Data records
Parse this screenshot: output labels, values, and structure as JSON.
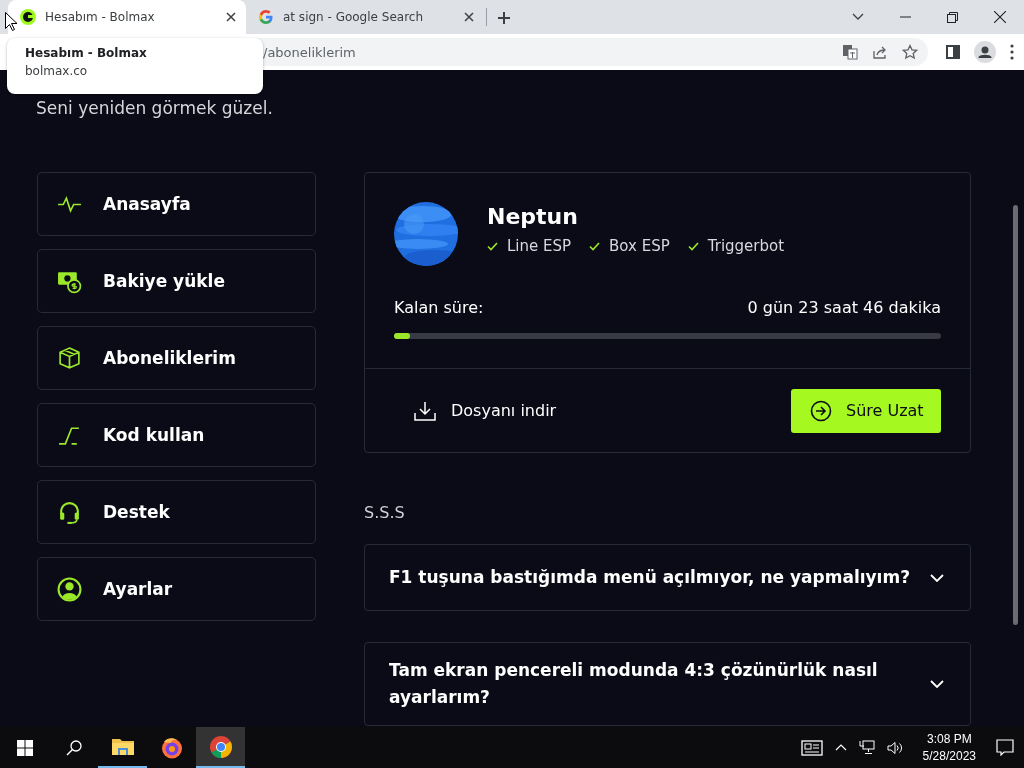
{
  "browser": {
    "tabs": [
      {
        "title": "Hesabım - Bolmax",
        "kind": "site",
        "selected": true
      },
      {
        "title": "at sign - Google Search",
        "kind": "google",
        "selected": false
      }
    ],
    "address": "/aboneliklerim",
    "tooltip": {
      "title": "Hesabım - Bolmax",
      "domain": "bolmax.co"
    }
  },
  "page": {
    "greeting": "Seni yeniden görmek güzel.",
    "sidebar": {
      "items": [
        {
          "label": "Anasayfa",
          "kind": "pulse"
        },
        {
          "label": "Bakiye yükle",
          "kind": "money"
        },
        {
          "label": "Aboneliklerim",
          "kind": "box"
        },
        {
          "label": "Kod kullan",
          "kind": "code"
        },
        {
          "label": "Destek",
          "kind": "headset"
        },
        {
          "label": "Ayarlar",
          "kind": "user"
        }
      ]
    },
    "subscription": {
      "name": "Neptun",
      "features": [
        "Line ESP",
        "Box ESP",
        "Triggerbot"
      ],
      "remaining_label": "Kalan süre:",
      "remaining_value": "0 gün 23 saat 46 dakika",
      "level": 0.03,
      "download": "Dosyanı indir",
      "extend": "Süre Uzat"
    },
    "faq": {
      "title": "S.S.S",
      "items": [
        {
          "question": "F1 tuşuna bastığımda menü açılmıyor, ne yapmalıyım?",
          "expanded": false
        },
        {
          "question": "Tam ekran pencereli modunda 4:3 çözünürlük nasıl ayarlarım?",
          "expanded": false
        }
      ]
    }
  },
  "taskbar": {
    "apps": [
      {
        "kind": "explorer",
        "selected": false
      },
      {
        "kind": "firefox",
        "selected": false
      },
      {
        "kind": "chrome",
        "selected": true
      }
    ],
    "time": "3:08 PM",
    "date": "5/28/2023"
  }
}
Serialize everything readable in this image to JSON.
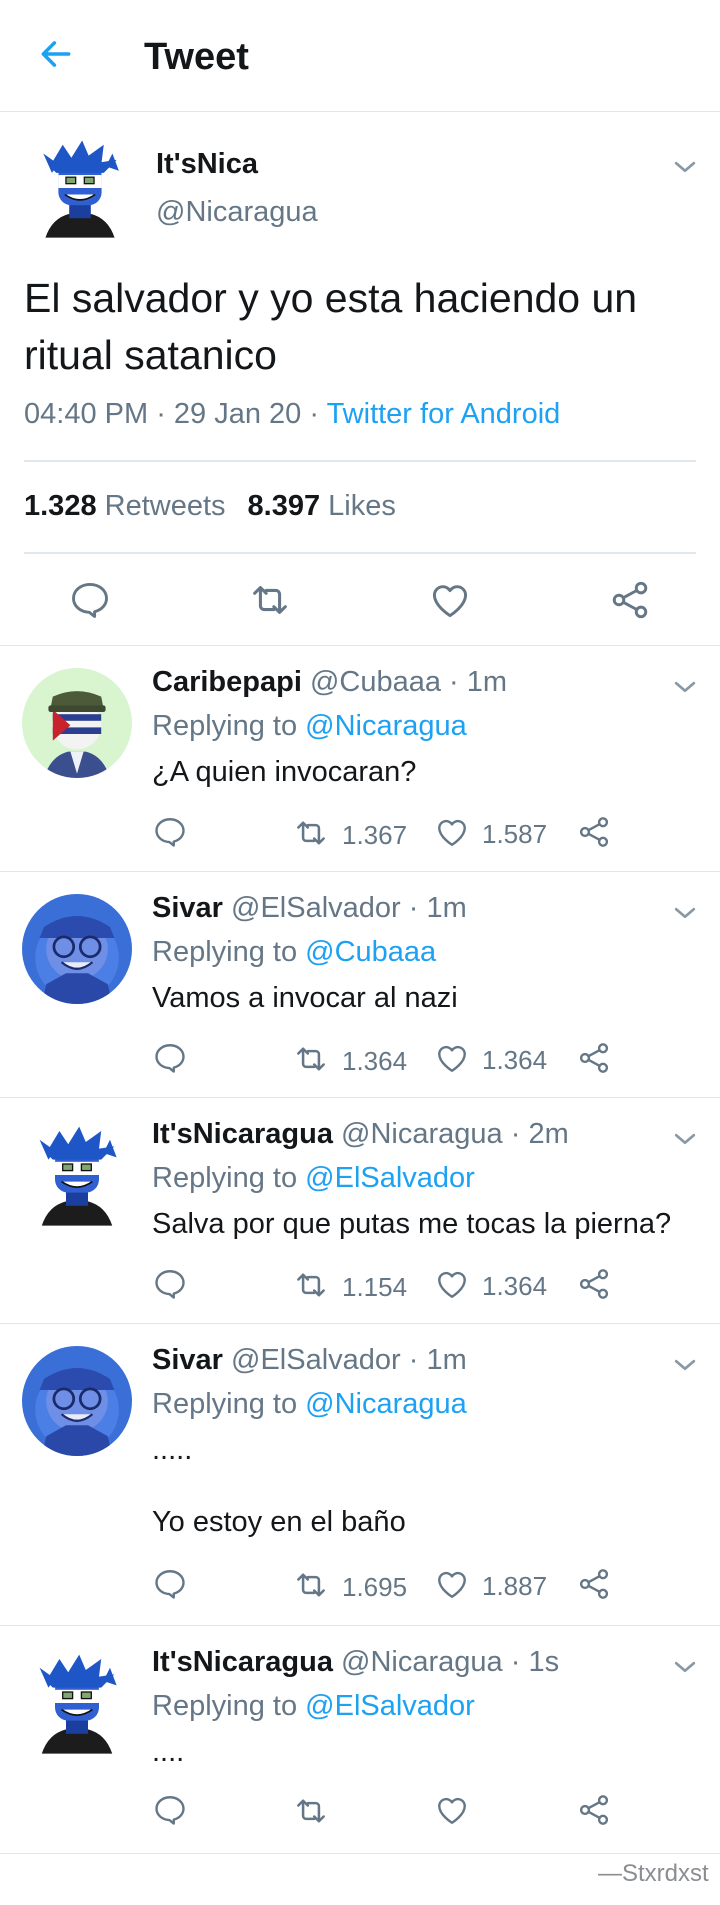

▸ Do this
Reproduce every record above exactly, omitting the pictures.

▸ Task answer
Parse this screenshot: output labels, values, and structure as JSON.
{
  "browser": {
    "tabs": [
      {
        "title": "Hesabım - Bolmax",
        "kind": "site",
        "selected": true
      },
      {
        "title": "at sign - Google Search",
        "kind": "google",
        "selected": false
      }
    ],
    "address": "/aboneliklerim",
    "tooltip": {
      "title": "Hesabım - Bolmax",
      "domain": "bolmax.co"
    }
  },
  "page": {
    "greeting": "Seni yeniden görmek güzel.",
    "sidebar": {
      "items": [
        {
          "label": "Anasayfa",
          "kind": "pulse"
        },
        {
          "label": "Bakiye yükle",
          "kind": "money"
        },
        {
          "label": "Aboneliklerim",
          "kind": "box"
        },
        {
          "label": "Kod kullan",
          "kind": "code"
        },
        {
          "label": "Destek",
          "kind": "headset"
        },
        {
          "label": "Ayarlar",
          "kind": "user"
        }
      ]
    },
    "subscription": {
      "name": "Neptun",
      "features": [
        "Line ESP",
        "Box ESP",
        "Triggerbot"
      ],
      "remaining_label": "Kalan süre:",
      "remaining_value": "0 gün 23 saat 46 dakika",
      "level": 0.03,
      "download": "Dosyanı indir",
      "extend": "Süre Uzat"
    },
    "faq": {
      "title": "S.S.S",
      "items": [
        {
          "question": "F1 tuşuna bastığımda menü açılmıyor, ne yapmalıyım?",
          "expanded": false
        },
        {
          "question": "Tam ekran pencereli modunda 4:3 çözünürlük nasıl ayarlarım?",
          "expanded": false
        }
      ]
    }
  },
  "taskbar": {
    "apps": [
      {
        "kind": "explorer",
        "selected": false
      },
      {
        "kind": "firefox",
        "selected": false
      },
      {
        "kind": "chrome",
        "selected": true
      }
    ],
    "time": "3:08 PM",
    "date": "5/28/2023"
  }
}
Serialize everything readable in this image to JSON.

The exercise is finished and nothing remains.